Description of the task: According to the proteolysis text below, how many previously uncharacterized caspase substrates did Dix et al. identify?

Document section:
Proteolysis through the eyes of proteomics

Proteolysis is a ubiquitous regulatory event that has a crucial role in many physiological and pathological processes. Two studies now provide insights into the proteolytic cascade on a global scale.

Dix et al. describe a robust and versatile proteomic platform (PROTOMAP) that enables the direct visualization of the topography and magnitude of proteolytic events. By applying the approach to analyse the proteolytic events that are induced by the intrinsic apoptotic pathway in T cells, the authors identified 91 characterized and 170 previously uncharacterized caspase substrates. Surprisingly, many of the cleaved proteins yield fragments that correspond to functional protein domains. So, apoptotic proteolysis generates new, stable forms of proteins.

(Collected data)

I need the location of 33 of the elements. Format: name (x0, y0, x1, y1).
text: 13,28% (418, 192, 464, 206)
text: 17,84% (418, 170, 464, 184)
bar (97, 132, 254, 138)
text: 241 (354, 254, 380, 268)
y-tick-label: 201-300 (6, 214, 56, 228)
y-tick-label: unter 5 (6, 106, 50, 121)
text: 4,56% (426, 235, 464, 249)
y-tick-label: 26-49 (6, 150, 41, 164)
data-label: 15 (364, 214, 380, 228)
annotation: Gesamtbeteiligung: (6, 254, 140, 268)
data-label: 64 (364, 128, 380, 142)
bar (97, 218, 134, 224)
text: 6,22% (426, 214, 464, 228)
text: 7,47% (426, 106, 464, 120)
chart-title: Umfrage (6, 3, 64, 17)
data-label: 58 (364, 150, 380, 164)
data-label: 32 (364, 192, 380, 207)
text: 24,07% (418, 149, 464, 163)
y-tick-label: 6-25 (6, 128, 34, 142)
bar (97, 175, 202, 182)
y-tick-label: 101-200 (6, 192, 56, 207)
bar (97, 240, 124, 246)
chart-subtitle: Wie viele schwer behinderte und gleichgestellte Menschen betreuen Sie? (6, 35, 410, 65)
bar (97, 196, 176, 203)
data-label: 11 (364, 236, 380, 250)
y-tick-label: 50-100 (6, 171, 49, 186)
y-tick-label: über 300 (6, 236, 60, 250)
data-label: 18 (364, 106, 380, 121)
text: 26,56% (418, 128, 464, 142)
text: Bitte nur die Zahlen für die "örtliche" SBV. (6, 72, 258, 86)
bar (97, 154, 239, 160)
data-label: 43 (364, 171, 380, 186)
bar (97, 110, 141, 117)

Task output: They identified 170 previously uncharacterized caspase substrates.